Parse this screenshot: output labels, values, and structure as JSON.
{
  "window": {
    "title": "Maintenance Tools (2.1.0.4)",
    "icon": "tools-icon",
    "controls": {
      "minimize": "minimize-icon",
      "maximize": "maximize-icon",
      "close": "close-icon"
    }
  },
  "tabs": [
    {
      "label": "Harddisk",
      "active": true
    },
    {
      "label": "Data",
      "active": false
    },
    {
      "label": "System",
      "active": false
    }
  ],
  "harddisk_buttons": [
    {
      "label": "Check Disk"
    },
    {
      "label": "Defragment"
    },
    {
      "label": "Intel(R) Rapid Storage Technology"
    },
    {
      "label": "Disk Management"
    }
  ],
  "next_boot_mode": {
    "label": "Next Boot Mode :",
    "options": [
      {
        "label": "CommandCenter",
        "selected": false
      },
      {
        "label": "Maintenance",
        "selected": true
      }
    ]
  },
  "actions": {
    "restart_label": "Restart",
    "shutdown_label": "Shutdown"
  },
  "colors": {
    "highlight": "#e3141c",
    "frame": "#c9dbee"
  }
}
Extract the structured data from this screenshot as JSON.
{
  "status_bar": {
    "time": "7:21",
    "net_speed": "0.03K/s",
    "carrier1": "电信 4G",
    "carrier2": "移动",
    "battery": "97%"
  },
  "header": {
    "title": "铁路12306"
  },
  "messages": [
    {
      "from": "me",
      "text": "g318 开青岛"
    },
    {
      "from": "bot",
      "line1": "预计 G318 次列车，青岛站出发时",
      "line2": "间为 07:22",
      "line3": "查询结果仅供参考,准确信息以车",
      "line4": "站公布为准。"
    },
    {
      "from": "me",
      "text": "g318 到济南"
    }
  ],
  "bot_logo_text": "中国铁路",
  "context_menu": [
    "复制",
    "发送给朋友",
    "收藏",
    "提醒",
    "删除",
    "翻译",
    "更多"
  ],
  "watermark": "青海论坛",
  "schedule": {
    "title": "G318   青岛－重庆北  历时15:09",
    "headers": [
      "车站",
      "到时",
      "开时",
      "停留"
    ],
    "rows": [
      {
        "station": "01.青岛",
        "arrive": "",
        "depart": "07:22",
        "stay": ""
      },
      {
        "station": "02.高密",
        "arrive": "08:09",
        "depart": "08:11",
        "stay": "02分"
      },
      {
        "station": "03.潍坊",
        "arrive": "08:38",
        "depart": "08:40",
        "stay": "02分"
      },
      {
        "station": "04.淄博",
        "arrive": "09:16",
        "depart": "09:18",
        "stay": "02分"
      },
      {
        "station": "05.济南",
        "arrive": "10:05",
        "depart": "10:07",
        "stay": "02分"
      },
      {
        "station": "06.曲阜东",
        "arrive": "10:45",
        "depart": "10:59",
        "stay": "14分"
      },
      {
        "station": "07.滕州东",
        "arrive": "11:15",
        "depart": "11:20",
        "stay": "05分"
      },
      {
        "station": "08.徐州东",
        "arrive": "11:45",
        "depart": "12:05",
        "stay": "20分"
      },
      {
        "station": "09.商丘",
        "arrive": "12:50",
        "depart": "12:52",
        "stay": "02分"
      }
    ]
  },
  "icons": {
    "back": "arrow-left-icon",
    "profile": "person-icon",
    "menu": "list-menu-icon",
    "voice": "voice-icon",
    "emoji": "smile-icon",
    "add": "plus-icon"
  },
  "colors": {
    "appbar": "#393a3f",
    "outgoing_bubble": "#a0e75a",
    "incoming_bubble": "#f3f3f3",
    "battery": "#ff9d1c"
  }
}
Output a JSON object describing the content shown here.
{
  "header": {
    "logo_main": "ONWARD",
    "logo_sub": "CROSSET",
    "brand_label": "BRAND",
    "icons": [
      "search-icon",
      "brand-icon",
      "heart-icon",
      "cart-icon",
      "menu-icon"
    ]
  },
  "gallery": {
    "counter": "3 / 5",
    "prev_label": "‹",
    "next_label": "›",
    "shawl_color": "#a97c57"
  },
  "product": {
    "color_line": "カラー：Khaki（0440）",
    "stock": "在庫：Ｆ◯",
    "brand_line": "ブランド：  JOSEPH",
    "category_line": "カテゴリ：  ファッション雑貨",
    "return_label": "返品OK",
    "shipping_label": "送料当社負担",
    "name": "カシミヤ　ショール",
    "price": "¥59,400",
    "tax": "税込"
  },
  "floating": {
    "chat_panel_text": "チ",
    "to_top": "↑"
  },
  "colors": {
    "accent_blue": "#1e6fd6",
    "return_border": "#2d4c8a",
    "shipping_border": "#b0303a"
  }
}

----------------------------------------

Go over the records above line by line and count those holding the word "depart". Reply only with the number.

### Response to this task
9